What this task involves: Tally up the lines carrying the string "компьютерная" and respond with only the resulting number.

··· Given records ···

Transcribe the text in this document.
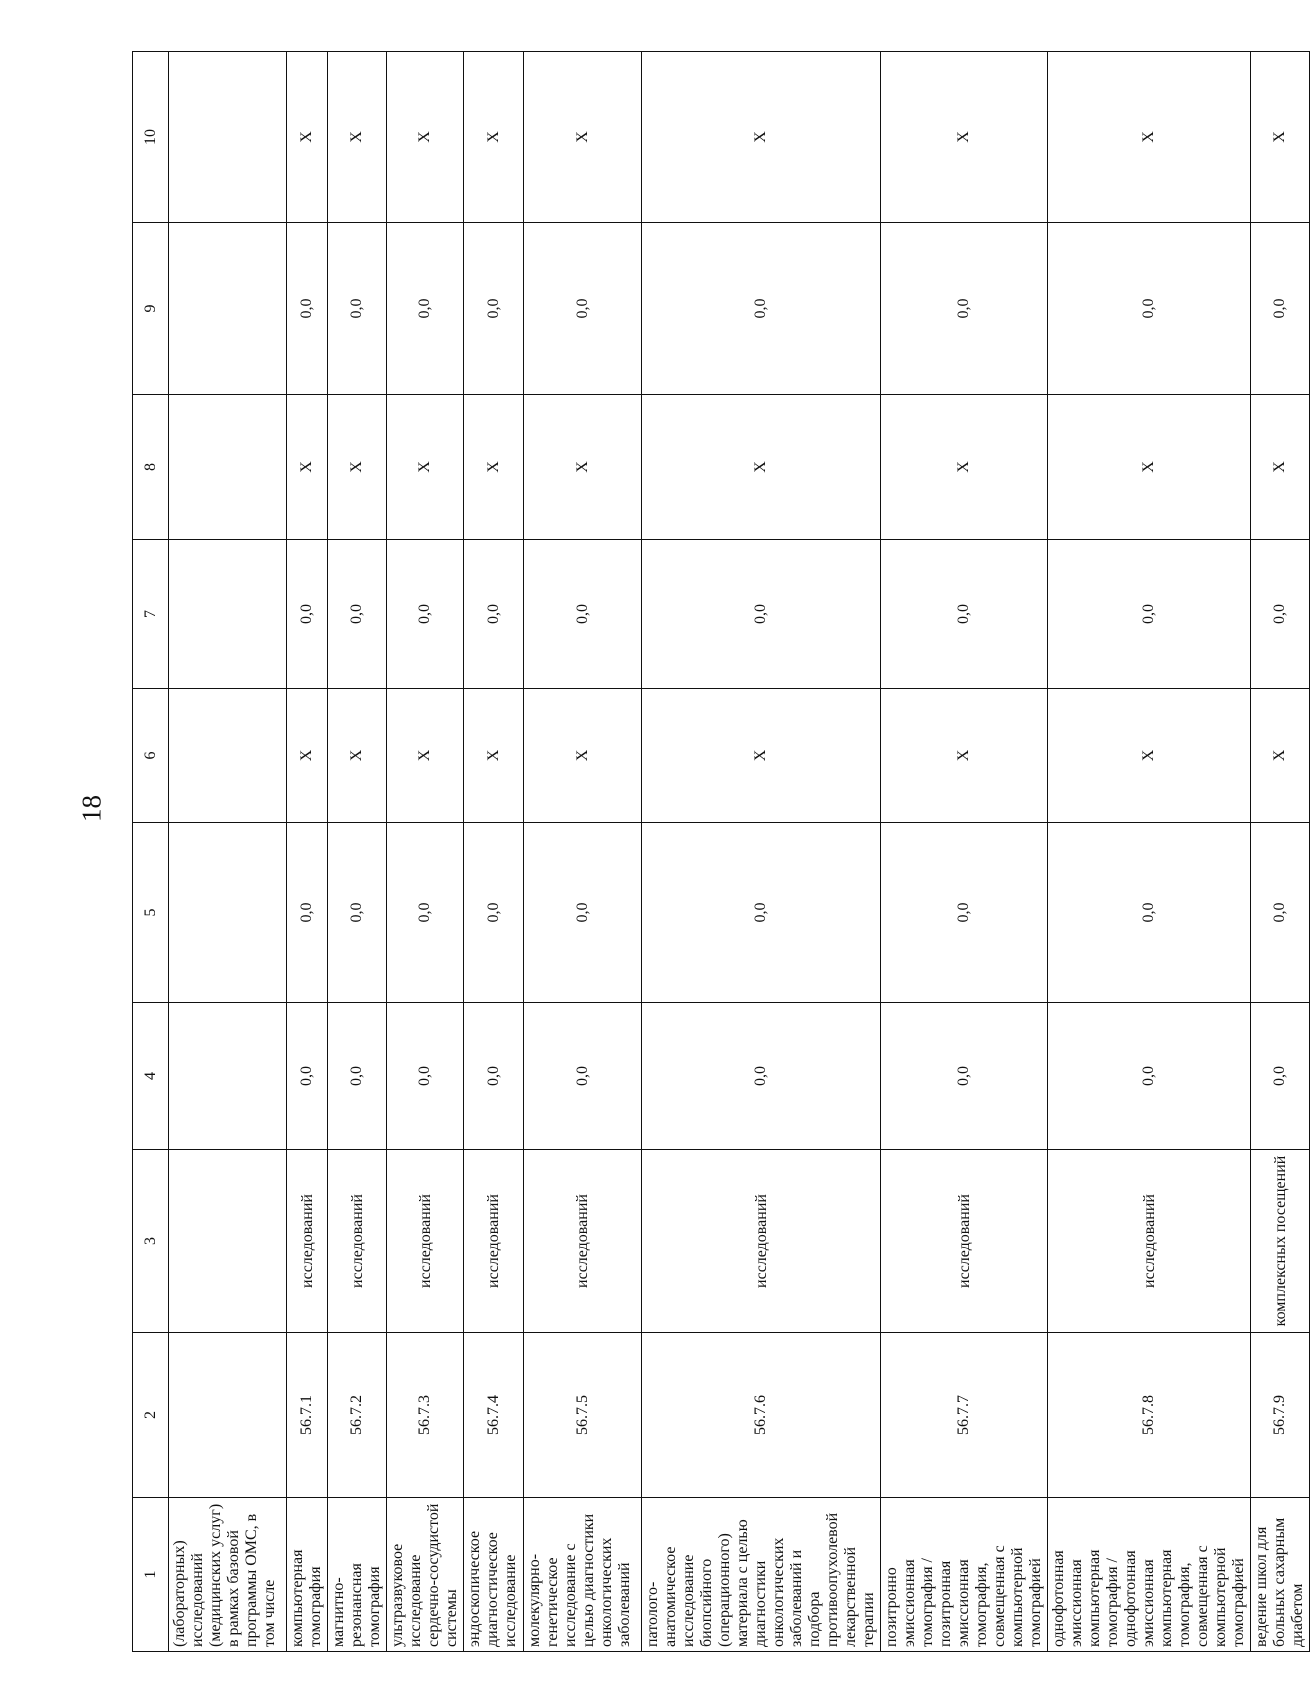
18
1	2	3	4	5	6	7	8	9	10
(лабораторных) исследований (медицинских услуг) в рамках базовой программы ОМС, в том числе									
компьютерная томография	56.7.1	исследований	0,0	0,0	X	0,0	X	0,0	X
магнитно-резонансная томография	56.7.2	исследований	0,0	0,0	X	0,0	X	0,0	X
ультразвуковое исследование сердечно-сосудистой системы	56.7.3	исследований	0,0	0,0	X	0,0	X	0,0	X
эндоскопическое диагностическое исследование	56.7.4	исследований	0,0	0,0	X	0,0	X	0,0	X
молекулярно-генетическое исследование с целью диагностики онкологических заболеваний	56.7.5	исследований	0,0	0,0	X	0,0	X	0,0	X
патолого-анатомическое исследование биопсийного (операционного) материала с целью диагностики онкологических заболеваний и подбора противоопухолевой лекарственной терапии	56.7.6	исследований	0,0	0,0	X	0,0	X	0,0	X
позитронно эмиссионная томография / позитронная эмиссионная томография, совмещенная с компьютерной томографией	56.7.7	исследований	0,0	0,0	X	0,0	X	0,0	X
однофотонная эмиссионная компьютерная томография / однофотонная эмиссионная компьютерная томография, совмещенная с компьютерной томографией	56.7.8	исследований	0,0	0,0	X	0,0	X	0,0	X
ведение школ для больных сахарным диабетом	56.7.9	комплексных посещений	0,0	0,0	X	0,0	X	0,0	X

···
··· Given records ···

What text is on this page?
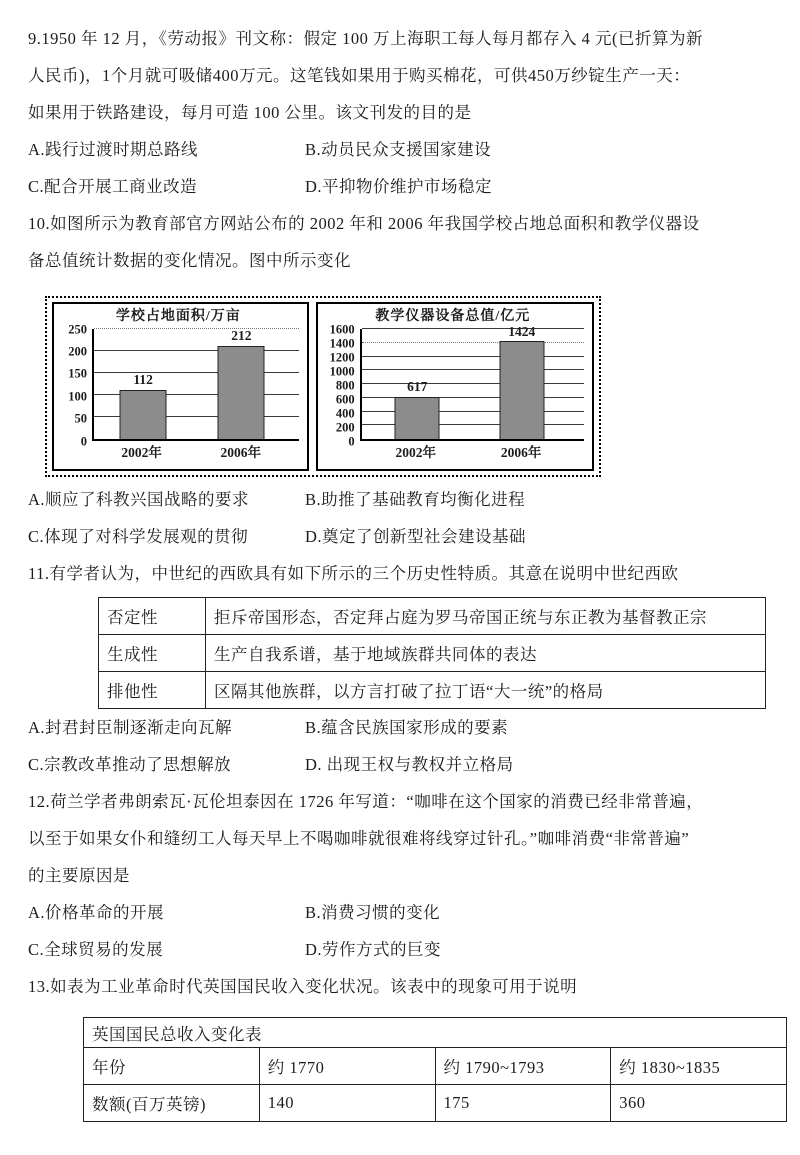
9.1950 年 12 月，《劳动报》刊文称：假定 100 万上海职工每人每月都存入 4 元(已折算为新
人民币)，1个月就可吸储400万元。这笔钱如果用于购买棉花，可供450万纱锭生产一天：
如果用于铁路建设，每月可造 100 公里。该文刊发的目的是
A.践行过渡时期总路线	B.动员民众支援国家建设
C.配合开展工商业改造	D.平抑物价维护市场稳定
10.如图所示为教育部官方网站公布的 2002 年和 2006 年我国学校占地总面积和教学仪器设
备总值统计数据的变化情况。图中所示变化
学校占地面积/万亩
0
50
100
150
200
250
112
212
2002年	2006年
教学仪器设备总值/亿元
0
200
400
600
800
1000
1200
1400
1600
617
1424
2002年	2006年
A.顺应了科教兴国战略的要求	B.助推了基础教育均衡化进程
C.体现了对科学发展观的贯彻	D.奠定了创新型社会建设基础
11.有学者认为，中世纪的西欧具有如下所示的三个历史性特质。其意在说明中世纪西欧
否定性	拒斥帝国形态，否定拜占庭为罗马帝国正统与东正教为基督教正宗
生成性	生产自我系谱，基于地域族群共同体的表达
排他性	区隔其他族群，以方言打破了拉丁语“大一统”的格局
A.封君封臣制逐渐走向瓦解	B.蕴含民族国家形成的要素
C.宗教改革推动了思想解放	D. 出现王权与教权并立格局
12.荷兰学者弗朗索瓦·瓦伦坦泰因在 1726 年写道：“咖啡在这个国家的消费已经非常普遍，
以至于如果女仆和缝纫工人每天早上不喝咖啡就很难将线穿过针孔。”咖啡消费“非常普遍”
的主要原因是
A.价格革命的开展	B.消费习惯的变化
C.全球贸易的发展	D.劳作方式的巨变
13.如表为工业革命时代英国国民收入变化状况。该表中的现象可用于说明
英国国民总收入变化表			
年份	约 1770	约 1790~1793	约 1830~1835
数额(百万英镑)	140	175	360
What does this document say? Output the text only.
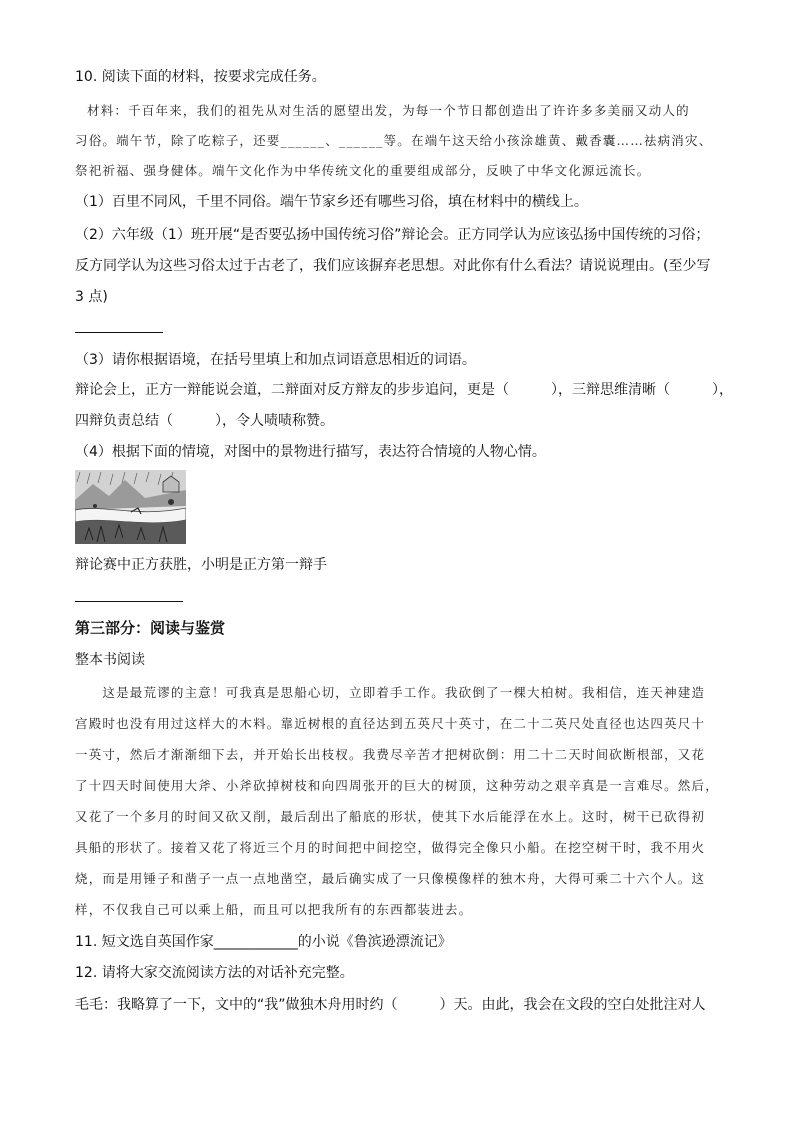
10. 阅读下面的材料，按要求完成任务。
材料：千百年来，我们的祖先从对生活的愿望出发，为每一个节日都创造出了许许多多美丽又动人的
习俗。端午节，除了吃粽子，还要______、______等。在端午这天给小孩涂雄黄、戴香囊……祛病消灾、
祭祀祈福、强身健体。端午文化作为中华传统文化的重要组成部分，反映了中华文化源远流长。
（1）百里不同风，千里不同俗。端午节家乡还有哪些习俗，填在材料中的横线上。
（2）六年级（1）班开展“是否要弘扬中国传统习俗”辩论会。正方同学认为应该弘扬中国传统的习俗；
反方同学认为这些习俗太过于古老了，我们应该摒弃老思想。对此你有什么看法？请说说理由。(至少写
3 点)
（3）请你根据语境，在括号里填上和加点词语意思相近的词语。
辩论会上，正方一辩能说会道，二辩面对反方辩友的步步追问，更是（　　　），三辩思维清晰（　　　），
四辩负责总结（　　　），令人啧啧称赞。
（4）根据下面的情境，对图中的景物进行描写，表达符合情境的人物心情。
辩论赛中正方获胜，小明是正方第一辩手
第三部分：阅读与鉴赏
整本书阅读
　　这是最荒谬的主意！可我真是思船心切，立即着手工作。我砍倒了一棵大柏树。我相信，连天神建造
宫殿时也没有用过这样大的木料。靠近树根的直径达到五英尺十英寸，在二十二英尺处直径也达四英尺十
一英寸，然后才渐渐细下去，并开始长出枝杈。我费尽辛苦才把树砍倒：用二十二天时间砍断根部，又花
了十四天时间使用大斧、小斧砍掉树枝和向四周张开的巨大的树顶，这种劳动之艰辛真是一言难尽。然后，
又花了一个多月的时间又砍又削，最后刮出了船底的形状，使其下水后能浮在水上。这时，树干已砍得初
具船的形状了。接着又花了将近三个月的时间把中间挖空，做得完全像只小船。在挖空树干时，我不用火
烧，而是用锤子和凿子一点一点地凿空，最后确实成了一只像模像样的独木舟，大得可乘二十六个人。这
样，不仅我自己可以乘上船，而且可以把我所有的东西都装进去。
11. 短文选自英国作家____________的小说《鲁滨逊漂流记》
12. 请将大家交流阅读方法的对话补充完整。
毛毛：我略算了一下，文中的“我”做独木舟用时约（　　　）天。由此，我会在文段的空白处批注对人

···

Completed task: 2